> **Passage provided**
=== Section Start ===

Anna’s personal life is in crisis. Her marriage is struggling, and the disastrous affair she began as consolation has now become a millstone around her neck. The place where she feels most secure is the safe and ordered world of the classroom; as a teacher she happily follows the rules, works hard and gets results. Then the beautiful Kali arrives in her English group, a girl who is bright, unsettling, vulnerable and in need of guidance from an older woman. What could be more natural than for a caring teacher to show concern for a troubled pupil? Anna believes the friendship can save them both. But when that friendship begins to tip over into something more intense, Anna finds her professional and domestic lives caught up together in a spiral that threatens to destroy everyone she ever cared about.

=== Section End ===

> **Required action A**
Name each thing the passage about Anna says she does as a teacher.
> **Required action B**
In the passage about Anna, what group does Kali join when she arrives?

> **Recorded information**
=== Section Start ===

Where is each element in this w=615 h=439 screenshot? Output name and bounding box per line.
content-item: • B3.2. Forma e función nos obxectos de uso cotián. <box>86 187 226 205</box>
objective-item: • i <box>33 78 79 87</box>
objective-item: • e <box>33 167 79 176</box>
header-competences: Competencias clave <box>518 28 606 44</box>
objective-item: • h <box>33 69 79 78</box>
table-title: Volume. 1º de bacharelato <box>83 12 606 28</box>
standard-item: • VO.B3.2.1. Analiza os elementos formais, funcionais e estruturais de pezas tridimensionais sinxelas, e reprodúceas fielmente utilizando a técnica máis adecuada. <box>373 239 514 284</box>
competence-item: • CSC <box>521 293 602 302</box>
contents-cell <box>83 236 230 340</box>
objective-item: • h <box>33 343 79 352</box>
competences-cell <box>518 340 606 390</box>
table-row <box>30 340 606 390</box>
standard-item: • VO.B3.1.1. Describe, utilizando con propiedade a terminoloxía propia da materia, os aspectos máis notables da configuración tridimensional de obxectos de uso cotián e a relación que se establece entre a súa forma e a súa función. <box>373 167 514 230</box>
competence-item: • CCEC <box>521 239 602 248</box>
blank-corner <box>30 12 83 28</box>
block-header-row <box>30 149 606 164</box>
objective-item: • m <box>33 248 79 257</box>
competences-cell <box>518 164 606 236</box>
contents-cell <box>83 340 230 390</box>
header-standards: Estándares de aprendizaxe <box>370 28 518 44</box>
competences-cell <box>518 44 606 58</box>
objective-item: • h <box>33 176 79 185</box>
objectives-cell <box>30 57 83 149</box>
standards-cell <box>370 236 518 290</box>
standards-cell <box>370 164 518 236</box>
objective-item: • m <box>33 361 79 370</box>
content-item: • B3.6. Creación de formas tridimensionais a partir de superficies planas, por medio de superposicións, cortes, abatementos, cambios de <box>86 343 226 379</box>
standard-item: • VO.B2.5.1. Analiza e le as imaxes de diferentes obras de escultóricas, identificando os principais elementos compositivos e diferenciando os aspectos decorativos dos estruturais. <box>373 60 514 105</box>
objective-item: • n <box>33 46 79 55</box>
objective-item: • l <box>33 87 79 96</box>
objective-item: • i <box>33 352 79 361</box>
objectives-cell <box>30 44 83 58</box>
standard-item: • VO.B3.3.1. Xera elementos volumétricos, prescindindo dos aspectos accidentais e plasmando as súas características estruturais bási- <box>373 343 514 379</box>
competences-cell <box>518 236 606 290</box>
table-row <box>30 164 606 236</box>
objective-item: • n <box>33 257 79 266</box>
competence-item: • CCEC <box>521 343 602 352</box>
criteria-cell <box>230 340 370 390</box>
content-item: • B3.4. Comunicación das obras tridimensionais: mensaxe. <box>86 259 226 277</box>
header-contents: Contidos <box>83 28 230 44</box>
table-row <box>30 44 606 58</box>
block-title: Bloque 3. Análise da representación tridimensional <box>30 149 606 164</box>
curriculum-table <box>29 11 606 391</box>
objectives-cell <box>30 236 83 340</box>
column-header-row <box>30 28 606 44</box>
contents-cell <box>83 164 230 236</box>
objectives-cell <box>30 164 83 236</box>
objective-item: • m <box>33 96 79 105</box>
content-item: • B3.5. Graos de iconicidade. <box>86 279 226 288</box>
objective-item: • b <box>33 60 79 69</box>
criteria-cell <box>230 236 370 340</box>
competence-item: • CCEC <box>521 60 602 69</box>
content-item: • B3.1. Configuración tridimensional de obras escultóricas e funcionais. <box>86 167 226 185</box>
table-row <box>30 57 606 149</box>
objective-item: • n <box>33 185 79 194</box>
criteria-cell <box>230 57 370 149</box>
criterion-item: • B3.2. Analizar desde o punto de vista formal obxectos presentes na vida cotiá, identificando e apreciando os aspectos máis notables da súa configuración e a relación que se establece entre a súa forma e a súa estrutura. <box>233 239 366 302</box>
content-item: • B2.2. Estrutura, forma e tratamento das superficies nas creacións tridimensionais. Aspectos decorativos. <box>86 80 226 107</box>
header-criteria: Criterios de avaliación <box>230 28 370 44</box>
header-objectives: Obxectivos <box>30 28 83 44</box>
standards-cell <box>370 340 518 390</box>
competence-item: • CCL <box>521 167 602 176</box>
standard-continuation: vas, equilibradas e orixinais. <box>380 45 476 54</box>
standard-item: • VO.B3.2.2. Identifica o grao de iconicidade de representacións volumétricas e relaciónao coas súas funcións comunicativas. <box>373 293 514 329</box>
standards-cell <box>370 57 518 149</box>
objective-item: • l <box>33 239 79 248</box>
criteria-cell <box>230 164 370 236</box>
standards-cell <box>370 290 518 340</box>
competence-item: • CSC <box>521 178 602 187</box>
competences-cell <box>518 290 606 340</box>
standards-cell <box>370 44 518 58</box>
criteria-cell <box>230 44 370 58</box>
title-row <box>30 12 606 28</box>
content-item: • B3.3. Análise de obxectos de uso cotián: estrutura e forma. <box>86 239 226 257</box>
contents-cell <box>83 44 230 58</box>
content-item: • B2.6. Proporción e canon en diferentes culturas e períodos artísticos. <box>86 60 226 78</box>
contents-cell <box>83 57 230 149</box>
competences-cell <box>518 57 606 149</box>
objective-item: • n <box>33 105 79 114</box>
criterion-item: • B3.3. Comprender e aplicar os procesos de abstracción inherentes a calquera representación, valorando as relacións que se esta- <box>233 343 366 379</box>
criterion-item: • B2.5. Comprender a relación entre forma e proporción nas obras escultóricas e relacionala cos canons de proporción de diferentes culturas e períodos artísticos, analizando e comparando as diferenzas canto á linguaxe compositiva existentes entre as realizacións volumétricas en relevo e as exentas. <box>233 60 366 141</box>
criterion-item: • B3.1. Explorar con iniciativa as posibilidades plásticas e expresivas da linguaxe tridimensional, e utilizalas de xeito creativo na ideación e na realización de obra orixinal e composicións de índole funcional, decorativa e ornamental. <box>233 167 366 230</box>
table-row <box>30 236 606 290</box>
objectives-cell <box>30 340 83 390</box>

=== Section End ===

> **Final answer A**
- Follows the rules
- Works hard
- Gets results

> **Final answer B**
Anna's English group.